What to work on: Pictures do not belong in the copy. Return all of the entries exactly.

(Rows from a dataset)
================================

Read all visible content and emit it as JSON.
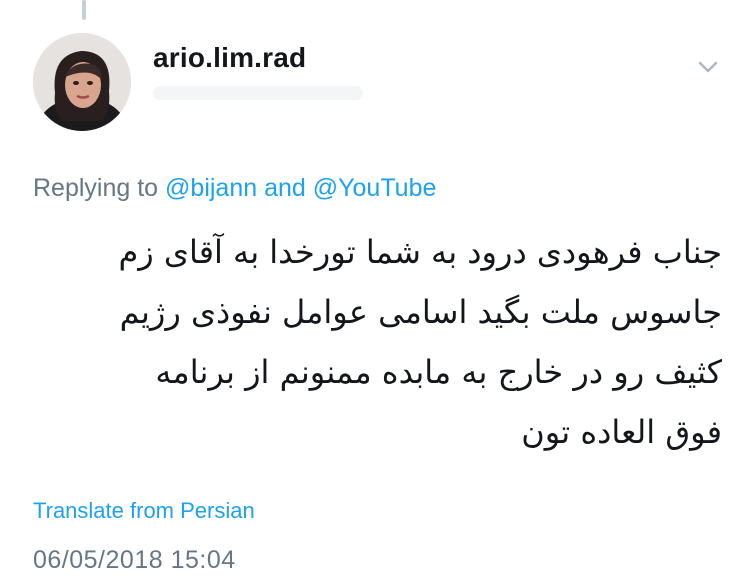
{
  "tweet": {
    "username": "ario.lim.rad",
    "replying_prefix": "Replying to",
    "mention_1": "@bijann",
    "conjunction": "and",
    "mention_2": "@YouTube",
    "text_lines": [
      "جناب فرهودی درود به شما تورخدا به آقای زم",
      "جاسوس ملت بگید اسامی عوامل نفوذی رژیم",
      "کثیف رو در خارج به مابده ممنونم از برنامه",
      "فوق العاده تون"
    ],
    "translate_label": "Translate from Persian",
    "timestamp": "06/05/2018 15:04"
  },
  "icons": {
    "menu": "chevron-down-icon",
    "avatar": "profile-photo"
  },
  "colors": {
    "link": "#1da1f2",
    "secondary_text": "#657786",
    "primary_text": "#14171a"
  }
}
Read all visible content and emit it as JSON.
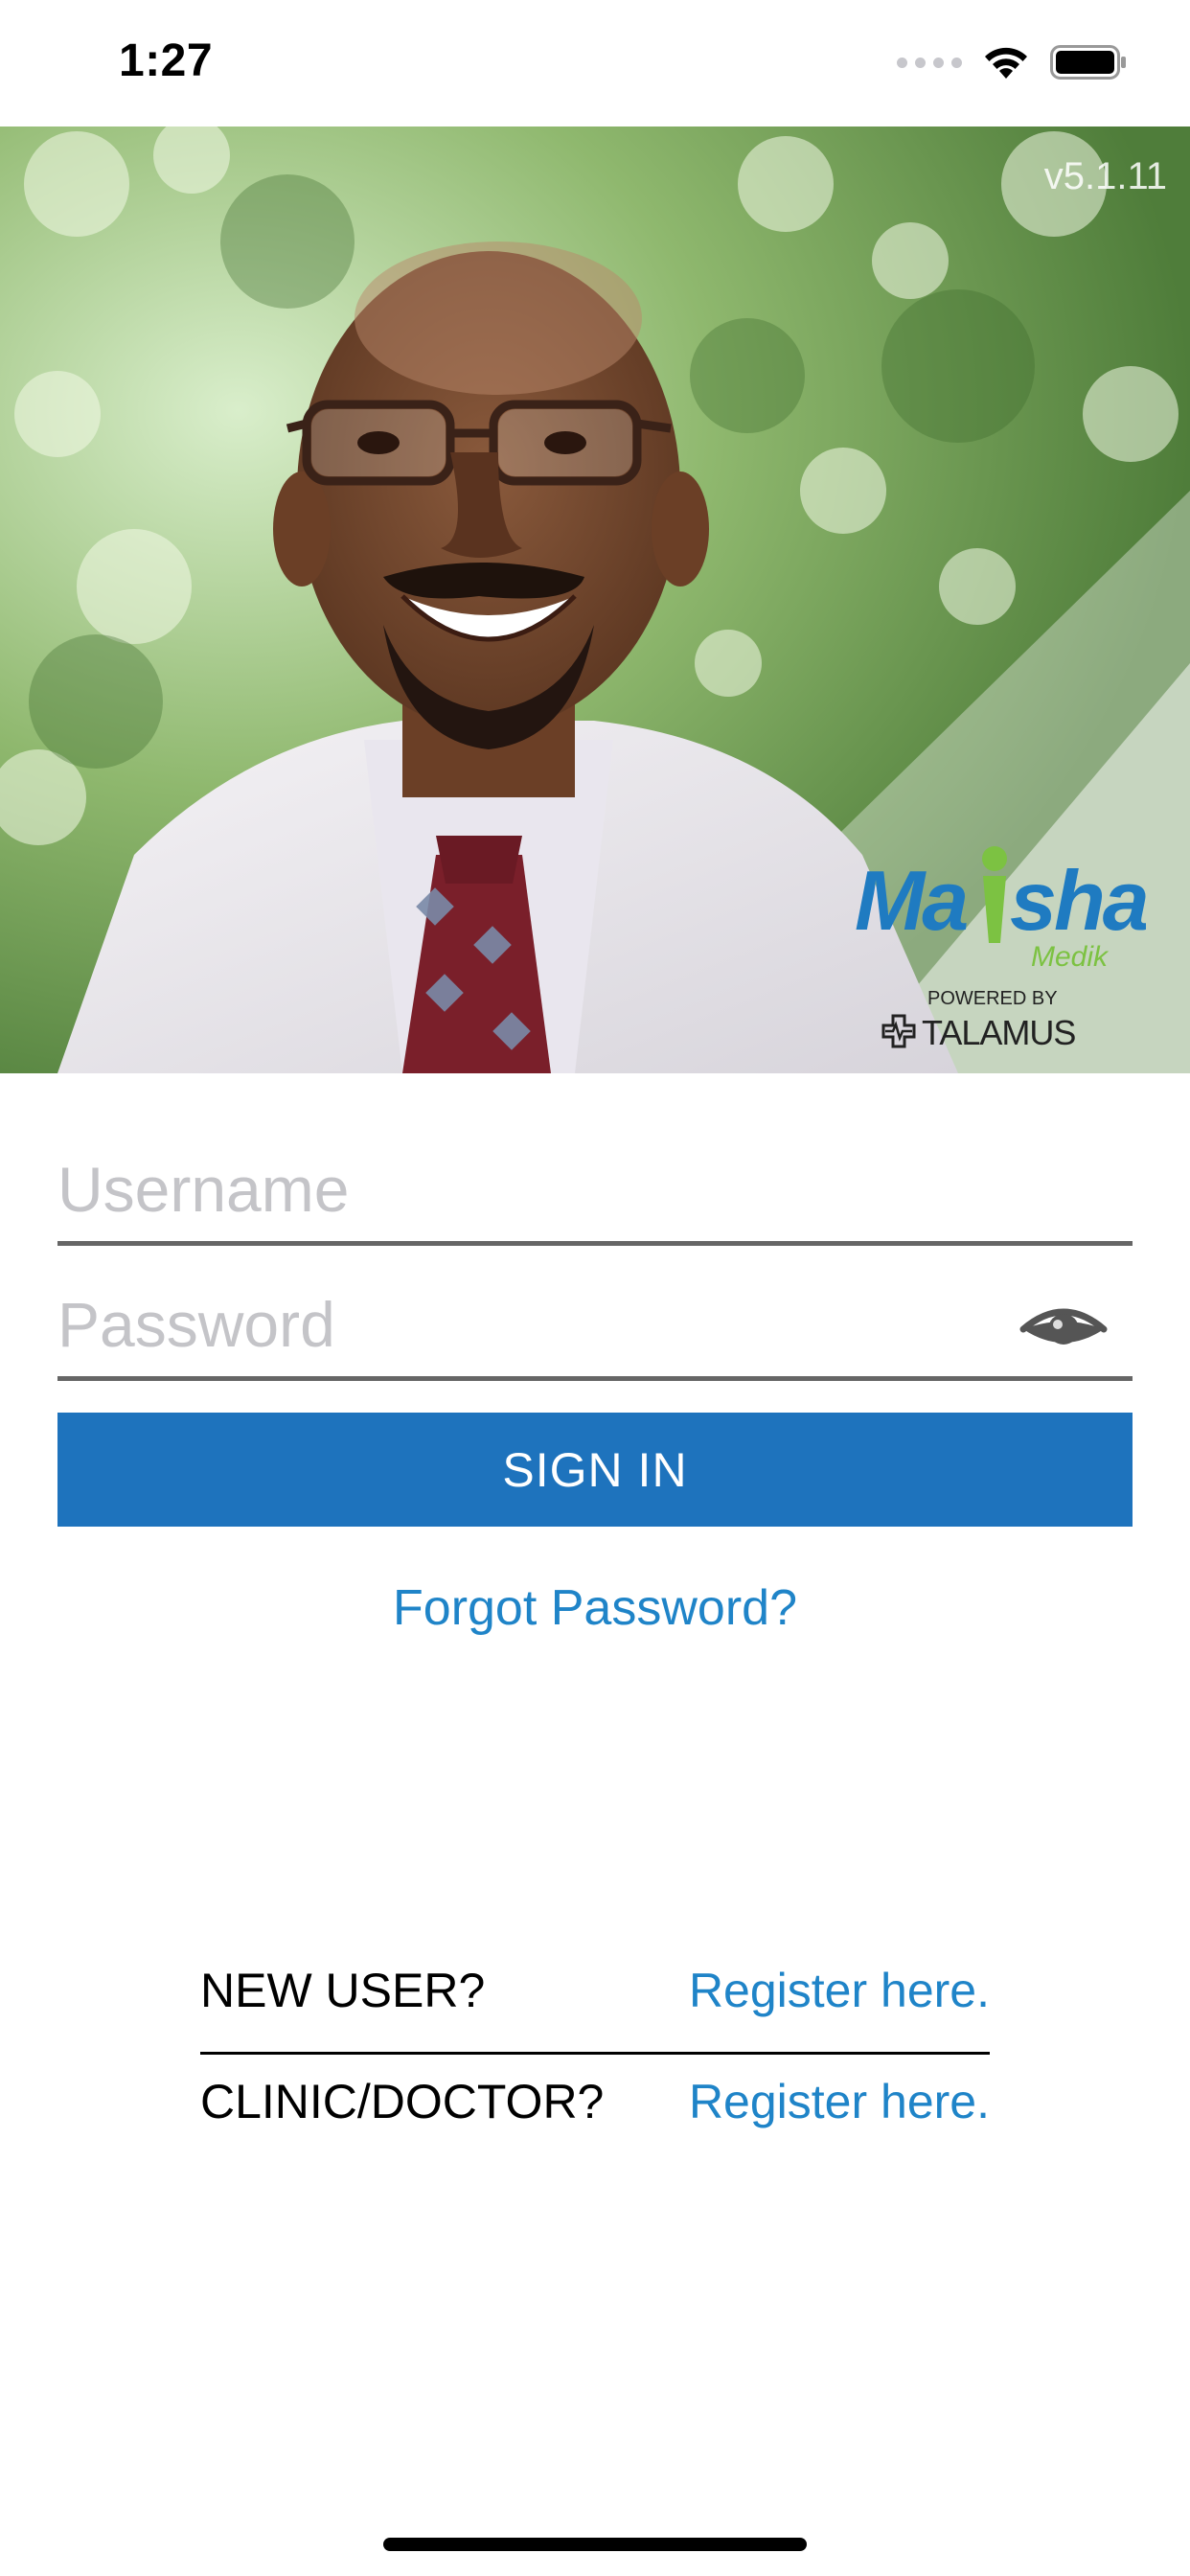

================================

Worked solution:
Read all visible content and emit it as JSON.
{
  "tweet": {
    "username": "ario.lim.rad",
    "replying_prefix": "Replying to",
    "mention_1": "@bijann",
    "conjunction": "and",
    "mention_2": "@YouTube",
    "text_lines": [
      "جناب فرهودی درود به شما تورخدا به آقای زم",
      "جاسوس ملت بگید اسامی عوامل نفوذی رژیم",
      "کثیف رو در خارج به مابده ممنونم از برنامه",
      "فوق العاده تون"
    ],
    "translate_label": "Translate from Persian",
    "timestamp": "06/05/2018 15:04"
  },
  "icons": {
    "menu": "chevron-down-icon",
    "avatar": "profile-photo"
  },
  "colors": {
    "link": "#1da1f2",
    "secondary_text": "#657786",
    "primary_text": "#14171a"
  }
}
Read all visible content and emit it as JSON.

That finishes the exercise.